-- start of MATERIAL FOR THE TASK --

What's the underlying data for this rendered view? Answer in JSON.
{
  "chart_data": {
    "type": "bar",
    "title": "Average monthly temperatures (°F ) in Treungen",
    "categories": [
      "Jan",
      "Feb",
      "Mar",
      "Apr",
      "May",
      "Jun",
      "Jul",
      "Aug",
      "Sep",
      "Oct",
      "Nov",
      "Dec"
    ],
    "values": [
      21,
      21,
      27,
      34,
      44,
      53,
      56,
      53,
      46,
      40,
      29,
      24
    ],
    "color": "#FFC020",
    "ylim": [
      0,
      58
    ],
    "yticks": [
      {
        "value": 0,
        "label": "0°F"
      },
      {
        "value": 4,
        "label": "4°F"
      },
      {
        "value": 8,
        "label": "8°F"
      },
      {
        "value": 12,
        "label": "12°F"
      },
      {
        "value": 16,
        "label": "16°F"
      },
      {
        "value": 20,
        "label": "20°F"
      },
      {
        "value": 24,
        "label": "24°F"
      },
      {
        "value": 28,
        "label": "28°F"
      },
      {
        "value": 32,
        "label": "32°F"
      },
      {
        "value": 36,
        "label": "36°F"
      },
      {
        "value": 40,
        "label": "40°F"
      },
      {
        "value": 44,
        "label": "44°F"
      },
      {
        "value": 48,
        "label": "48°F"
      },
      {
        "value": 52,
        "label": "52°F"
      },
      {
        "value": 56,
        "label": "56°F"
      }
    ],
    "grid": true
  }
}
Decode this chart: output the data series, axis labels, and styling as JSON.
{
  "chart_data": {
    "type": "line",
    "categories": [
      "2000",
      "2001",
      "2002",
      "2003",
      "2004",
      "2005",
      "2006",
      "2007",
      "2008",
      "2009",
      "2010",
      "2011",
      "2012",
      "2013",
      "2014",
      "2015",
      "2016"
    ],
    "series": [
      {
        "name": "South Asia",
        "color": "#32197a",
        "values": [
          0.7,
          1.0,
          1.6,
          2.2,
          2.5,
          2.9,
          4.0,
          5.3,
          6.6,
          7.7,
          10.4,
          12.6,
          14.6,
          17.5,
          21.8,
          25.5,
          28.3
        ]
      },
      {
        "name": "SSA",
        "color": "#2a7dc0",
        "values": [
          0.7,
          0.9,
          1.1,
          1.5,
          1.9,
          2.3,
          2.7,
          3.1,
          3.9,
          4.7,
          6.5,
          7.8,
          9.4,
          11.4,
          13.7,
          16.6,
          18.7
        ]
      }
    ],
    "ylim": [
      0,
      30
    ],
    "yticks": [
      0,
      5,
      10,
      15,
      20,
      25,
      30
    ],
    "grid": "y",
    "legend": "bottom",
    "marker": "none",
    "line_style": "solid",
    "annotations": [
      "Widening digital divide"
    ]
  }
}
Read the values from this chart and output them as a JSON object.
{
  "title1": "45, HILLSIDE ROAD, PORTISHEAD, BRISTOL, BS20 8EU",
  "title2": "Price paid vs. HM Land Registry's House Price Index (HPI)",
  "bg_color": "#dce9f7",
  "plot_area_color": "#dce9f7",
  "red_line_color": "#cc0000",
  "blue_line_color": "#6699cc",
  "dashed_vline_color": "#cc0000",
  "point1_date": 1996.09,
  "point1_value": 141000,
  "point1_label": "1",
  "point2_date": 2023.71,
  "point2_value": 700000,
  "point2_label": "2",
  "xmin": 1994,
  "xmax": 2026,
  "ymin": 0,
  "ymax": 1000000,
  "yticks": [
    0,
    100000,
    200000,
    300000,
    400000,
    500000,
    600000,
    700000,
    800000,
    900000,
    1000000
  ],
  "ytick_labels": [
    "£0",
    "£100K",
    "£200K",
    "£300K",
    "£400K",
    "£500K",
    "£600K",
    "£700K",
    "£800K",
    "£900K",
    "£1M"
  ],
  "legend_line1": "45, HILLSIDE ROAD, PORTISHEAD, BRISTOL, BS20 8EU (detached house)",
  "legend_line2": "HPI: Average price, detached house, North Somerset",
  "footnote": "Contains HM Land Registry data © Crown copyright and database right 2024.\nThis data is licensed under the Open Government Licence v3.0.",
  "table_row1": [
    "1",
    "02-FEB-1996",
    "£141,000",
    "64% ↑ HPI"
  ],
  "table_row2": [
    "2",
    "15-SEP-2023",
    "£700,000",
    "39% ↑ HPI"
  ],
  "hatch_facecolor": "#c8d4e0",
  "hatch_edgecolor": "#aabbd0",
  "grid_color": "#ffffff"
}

-- end of MATERIAL FOR THE TASK --

• [GIVEN INSTRUCTION]
Exact copies of all the records are required.

• [EXERCISE RESULT]
What's the underlying data for this rendered view? Answer in JSON.
{
  "chart_data": {
    "type": "bar",
    "title": "Average monthly temperatures (°F ) in Treungen",
    "categories": [
      "Jan",
      "Feb",
      "Mar",
      "Apr",
      "May",
      "Jun",
      "Jul",
      "Aug",
      "Sep",
      "Oct",
      "Nov",
      "Dec"
    ],
    "values": [
      21,
      21,
      27,
      34,
      44,
      53,
      56,
      53,
      46,
      40,
      29,
      24
    ],
    "color": "#FFC020",
    "ylim": [
      0,
      58
    ],
    "yticks": [
      {
        "value": 0,
        "label": "0°F"
      },
      {
        "value": 4,
        "label": "4°F"
      },
      {
        "value": 8,
        "label": "8°F"
      },
      {
        "value": 12,
        "label": "12°F"
      },
      {
        "value": 16,
        "label": "16°F"
      },
      {
        "value": 20,
        "label": "20°F"
      },
      {
        "value": 24,
        "label": "24°F"
      },
      {
        "value": 28,
        "label": "28°F"
      },
      {
        "value": 32,
        "label": "32°F"
      },
      {
        "value": 36,
        "label": "36°F"
      },
      {
        "value": 40,
        "label": "40°F"
      },
      {
        "value": 44,
        "label": "44°F"
      },
      {
        "value": 48,
        "label": "48°F"
      },
      {
        "value": 52,
        "label": "52°F"
      },
      {
        "value": 56,
        "label": "56°F"
      }
    ],
    "grid": true
  }
}
Decode this chart: output the data series, axis labels, and styling as JSON.
{
  "chart_data": {
    "type": "line",
    "categories": [
      "2000",
      "2001",
      "2002",
      "2003",
      "2004",
      "2005",
      "2006",
      "2007",
      "2008",
      "2009",
      "2010",
      "2011",
      "2012",
      "2013",
      "2014",
      "2015",
      "2016"
    ],
    "series": [
      {
        "name": "South Asia",
        "color": "#32197a",
        "values": [
          0.7,
          1.0,
          1.6,
          2.2,
          2.5,
          2.9,
          4.0,
          5.3,
          6.6,
          7.7,
          10.4,
          12.6,
          14.6,
          17.5,
          21.8,
          25.5,
          28.3
        ]
      },
      {
        "name": "SSA",
        "color": "#2a7dc0",
        "values": [
          0.7,
          0.9,
          1.1,
          1.5,
          1.9,
          2.3,
          2.7,
          3.1,
          3.9,
          4.7,
          6.5,
          7.8,
          9.4,
          11.4,
          13.7,
          16.6,
          18.7
        ]
      }
    ],
    "ylim": [
      0,
      30
    ],
    "yticks": [
      0,
      5,
      10,
      15,
      20,
      25,
      30
    ],
    "grid": "y",
    "legend": "bottom",
    "marker": "none",
    "line_style": "solid",
    "annotations": [
      "Widening digital divide"
    ]
  }
}
Read the values from this chart and output them as a JSON object.
{
  "title1": "45, HILLSIDE ROAD, PORTISHEAD, BRISTOL, BS20 8EU",
  "title2": "Price paid vs. HM Land Registry's House Price Index (HPI)",
  "bg_color": "#dce9f7",
  "plot_area_color": "#dce9f7",
  "red_line_color": "#cc0000",
  "blue_line_color": "#6699cc",
  "dashed_vline_color": "#cc0000",
  "point1_date": 1996.09,
  "point1_value": 141000,
  "point1_label": "1",
  "point2_date": 2023.71,
  "point2_value": 700000,
  "point2_label": "2",
  "xmin": 1994,
  "xmax": 2026,
  "ymin": 0,
  "ymax": 1000000,
  "yticks": [
    0,
    100000,
    200000,
    300000,
    400000,
    500000,
    600000,
    700000,
    800000,
    900000,
    1000000
  ],
  "ytick_labels": [
    "£0",
    "£100K",
    "£200K",
    "£300K",
    "£400K",
    "£500K",
    "£600K",
    "£700K",
    "£800K",
    "£900K",
    "£1M"
  ],
  "legend_line1": "45, HILLSIDE ROAD, PORTISHEAD, BRISTOL, BS20 8EU (detached house)",
  "legend_line2": "HPI: Average price, detached house, North Somerset",
  "footnote": "Contains HM Land Registry data © Crown copyright and database right 2024.\nThis data is licensed under the Open Government Licence v3.0.",
  "table_row1": [
    "1",
    "02-FEB-1996",
    "£141,000",
    "64% ↑ HPI"
  ],
  "table_row2": [
    "2",
    "15-SEP-2023",
    "£700,000",
    "39% ↑ HPI"
  ],
  "hatch_facecolor": "#c8d4e0",
  "hatch_edgecolor": "#aabbd0",
  "grid_color": "#ffffff"
}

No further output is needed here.